What you need to do: From the entries below, copy every line where the string "selected" appears.
>> Start
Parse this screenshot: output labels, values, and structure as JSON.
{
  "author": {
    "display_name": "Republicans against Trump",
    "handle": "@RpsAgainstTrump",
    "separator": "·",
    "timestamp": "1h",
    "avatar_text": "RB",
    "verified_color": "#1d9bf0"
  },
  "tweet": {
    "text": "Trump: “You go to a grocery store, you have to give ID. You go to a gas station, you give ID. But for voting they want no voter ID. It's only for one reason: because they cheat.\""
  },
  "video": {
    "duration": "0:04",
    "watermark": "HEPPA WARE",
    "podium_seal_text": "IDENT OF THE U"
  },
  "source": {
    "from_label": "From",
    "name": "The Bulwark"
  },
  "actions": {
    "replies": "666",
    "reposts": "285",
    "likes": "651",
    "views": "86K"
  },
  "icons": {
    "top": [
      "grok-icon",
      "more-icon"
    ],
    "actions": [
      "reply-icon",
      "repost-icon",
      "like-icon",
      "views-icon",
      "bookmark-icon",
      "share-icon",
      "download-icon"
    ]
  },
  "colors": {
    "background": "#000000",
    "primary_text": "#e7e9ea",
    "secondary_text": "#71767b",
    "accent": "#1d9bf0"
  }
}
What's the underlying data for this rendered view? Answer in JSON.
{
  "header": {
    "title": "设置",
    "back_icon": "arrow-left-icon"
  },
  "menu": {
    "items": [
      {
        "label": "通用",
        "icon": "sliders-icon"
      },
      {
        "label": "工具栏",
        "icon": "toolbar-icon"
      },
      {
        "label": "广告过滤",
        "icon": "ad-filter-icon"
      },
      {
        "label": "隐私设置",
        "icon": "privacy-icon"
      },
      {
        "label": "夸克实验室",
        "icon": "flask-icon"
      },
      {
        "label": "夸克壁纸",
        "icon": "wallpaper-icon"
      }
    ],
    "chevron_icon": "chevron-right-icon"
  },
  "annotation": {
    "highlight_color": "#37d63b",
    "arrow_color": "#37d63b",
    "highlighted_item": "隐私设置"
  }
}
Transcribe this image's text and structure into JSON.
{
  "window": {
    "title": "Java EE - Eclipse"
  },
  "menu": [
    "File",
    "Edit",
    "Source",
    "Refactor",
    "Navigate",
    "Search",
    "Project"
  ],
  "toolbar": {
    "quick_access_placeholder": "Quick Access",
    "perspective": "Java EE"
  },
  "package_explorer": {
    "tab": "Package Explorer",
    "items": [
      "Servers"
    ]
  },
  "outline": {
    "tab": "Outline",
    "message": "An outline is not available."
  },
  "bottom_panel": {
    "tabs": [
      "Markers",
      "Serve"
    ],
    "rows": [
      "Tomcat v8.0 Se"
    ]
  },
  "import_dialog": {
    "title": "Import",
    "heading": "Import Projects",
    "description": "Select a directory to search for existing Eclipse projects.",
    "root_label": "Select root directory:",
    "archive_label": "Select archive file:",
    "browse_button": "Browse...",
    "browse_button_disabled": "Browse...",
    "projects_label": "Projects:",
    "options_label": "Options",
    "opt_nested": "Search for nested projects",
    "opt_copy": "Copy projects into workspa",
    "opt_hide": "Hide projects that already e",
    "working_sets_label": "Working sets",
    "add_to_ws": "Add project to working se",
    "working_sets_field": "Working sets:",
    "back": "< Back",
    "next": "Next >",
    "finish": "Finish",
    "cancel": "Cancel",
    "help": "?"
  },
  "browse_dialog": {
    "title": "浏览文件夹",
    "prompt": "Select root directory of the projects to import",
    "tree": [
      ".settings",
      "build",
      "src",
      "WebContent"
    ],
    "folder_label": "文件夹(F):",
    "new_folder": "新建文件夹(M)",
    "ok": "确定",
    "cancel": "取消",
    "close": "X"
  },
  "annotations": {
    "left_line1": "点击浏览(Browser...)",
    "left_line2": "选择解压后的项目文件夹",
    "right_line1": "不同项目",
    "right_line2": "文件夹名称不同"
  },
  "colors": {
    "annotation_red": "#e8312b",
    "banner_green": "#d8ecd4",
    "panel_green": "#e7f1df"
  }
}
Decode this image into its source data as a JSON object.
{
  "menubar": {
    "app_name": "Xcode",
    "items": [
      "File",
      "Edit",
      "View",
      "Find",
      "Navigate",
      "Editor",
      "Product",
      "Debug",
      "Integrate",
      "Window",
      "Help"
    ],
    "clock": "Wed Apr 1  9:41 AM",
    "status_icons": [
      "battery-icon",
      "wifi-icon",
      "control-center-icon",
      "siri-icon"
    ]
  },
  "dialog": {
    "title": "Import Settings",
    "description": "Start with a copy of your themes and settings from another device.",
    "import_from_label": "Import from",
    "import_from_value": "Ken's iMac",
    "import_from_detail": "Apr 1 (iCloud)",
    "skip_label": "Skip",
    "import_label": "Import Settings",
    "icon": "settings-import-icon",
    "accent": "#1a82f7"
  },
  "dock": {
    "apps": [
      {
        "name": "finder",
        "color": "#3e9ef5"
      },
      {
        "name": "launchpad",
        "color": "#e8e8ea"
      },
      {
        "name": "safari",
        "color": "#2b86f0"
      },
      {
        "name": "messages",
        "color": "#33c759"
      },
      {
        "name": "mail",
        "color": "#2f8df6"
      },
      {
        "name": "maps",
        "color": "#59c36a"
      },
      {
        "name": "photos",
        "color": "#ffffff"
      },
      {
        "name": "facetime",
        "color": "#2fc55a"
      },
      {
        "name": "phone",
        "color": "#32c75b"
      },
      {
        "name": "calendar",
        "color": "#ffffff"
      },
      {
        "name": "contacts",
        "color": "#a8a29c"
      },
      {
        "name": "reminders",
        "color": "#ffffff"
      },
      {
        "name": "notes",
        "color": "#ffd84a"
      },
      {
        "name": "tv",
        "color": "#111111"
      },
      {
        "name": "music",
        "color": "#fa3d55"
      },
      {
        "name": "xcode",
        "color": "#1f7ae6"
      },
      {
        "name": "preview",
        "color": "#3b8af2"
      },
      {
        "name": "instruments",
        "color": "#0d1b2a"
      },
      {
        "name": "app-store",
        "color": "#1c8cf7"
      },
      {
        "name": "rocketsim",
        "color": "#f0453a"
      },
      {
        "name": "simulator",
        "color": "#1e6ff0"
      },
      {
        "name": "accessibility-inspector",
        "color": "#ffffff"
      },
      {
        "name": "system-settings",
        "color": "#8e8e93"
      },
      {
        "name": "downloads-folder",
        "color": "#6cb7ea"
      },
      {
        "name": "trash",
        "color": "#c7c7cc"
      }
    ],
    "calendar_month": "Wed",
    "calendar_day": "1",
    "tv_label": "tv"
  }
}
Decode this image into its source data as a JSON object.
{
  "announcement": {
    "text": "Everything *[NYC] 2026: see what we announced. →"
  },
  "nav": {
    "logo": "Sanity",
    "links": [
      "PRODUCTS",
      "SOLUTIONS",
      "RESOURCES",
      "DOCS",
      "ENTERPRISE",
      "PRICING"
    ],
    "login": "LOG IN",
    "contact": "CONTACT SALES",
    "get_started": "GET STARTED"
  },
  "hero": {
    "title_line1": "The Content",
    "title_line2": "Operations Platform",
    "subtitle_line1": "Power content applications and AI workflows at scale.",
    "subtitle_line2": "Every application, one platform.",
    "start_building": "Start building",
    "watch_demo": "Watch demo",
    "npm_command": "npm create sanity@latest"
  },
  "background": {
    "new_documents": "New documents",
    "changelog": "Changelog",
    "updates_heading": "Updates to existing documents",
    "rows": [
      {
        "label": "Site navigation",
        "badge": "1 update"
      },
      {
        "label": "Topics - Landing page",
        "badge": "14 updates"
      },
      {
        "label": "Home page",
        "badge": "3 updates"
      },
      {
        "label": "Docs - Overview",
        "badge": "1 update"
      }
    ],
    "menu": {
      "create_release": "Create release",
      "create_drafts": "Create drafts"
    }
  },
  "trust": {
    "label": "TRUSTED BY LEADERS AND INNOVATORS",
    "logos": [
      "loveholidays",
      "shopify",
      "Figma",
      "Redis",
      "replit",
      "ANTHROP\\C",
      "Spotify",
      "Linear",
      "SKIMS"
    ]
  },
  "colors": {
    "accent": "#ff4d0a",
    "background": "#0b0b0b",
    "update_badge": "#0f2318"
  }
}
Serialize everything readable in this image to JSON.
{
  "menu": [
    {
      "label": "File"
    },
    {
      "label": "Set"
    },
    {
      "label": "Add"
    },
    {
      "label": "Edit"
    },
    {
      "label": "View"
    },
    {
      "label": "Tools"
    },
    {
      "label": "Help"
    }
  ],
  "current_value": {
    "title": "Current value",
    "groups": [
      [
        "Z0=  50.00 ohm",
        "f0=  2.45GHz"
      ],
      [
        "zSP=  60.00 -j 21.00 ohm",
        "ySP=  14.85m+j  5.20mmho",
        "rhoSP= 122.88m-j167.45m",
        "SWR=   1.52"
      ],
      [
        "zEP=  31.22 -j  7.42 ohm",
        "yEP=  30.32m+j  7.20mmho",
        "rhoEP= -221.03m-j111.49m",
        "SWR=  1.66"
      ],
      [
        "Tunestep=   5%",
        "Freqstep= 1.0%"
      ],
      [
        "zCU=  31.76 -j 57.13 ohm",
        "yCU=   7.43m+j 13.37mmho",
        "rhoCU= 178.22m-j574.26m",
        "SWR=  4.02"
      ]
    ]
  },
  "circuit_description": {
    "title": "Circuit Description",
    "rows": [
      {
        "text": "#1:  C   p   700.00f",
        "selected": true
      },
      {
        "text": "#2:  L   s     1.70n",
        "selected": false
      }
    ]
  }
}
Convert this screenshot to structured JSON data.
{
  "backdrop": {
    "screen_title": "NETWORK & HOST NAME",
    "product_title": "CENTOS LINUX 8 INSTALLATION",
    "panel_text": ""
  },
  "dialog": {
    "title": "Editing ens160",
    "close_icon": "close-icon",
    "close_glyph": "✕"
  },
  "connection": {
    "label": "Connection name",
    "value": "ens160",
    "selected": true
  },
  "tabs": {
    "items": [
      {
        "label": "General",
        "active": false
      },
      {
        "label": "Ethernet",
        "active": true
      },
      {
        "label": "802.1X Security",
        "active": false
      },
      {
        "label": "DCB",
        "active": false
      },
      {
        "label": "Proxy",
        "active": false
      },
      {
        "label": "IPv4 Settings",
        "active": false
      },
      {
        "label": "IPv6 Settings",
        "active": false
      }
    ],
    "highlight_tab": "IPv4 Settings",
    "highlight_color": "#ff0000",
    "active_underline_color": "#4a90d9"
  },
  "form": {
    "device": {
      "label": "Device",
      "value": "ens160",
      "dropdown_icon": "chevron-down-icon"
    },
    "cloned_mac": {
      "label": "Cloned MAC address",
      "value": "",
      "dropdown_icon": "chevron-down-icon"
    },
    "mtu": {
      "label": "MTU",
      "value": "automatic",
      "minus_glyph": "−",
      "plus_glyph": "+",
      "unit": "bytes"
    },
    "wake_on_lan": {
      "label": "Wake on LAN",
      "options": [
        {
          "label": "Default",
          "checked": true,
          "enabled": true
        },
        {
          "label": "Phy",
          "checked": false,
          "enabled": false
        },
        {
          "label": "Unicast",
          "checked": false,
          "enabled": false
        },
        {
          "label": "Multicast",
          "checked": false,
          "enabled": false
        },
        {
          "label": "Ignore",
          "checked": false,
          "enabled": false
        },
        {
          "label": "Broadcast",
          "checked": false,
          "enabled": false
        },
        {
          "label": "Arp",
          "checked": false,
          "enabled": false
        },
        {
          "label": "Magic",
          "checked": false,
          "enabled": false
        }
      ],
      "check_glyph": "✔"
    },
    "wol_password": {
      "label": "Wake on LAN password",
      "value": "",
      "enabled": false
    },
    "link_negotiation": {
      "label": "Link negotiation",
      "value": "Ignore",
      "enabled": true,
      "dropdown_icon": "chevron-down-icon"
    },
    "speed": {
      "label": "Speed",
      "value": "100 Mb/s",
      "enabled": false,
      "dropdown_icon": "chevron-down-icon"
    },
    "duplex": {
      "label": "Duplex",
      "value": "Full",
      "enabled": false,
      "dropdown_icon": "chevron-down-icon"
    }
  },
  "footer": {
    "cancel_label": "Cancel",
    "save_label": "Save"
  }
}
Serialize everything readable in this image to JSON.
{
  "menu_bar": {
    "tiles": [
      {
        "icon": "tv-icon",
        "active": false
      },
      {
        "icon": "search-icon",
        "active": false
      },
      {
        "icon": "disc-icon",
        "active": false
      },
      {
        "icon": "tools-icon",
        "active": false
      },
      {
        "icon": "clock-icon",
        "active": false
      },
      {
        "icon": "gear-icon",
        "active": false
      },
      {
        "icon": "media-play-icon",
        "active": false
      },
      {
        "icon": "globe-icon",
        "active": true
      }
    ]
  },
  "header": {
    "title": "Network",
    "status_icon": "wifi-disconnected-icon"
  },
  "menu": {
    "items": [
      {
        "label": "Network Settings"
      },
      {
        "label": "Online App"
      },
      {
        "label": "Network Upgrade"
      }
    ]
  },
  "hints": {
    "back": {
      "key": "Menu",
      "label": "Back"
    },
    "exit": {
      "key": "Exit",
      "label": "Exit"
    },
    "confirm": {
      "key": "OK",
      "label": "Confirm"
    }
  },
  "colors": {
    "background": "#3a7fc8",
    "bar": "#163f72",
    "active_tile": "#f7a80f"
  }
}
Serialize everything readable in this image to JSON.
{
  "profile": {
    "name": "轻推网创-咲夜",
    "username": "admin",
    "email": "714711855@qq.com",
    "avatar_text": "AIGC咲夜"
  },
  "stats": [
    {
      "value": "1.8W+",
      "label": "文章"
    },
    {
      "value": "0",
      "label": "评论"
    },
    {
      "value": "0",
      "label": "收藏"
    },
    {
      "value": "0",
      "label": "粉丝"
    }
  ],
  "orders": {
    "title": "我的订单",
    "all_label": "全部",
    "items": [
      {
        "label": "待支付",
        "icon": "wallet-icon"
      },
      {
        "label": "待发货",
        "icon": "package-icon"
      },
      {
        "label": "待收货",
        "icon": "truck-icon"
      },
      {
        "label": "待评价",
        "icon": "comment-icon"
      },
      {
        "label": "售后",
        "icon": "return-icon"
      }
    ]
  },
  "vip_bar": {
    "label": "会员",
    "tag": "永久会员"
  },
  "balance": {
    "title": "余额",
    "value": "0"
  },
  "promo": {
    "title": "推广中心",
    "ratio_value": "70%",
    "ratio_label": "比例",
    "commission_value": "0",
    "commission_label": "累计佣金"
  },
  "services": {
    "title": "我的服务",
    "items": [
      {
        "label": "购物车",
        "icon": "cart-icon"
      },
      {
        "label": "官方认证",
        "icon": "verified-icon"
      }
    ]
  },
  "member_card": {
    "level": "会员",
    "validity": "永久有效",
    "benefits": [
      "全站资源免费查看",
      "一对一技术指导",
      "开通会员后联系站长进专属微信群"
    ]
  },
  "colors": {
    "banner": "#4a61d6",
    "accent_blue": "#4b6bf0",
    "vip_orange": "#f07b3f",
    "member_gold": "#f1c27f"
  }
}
>> End
Solution:
        "selected": true
        "selected": false
    "selected": true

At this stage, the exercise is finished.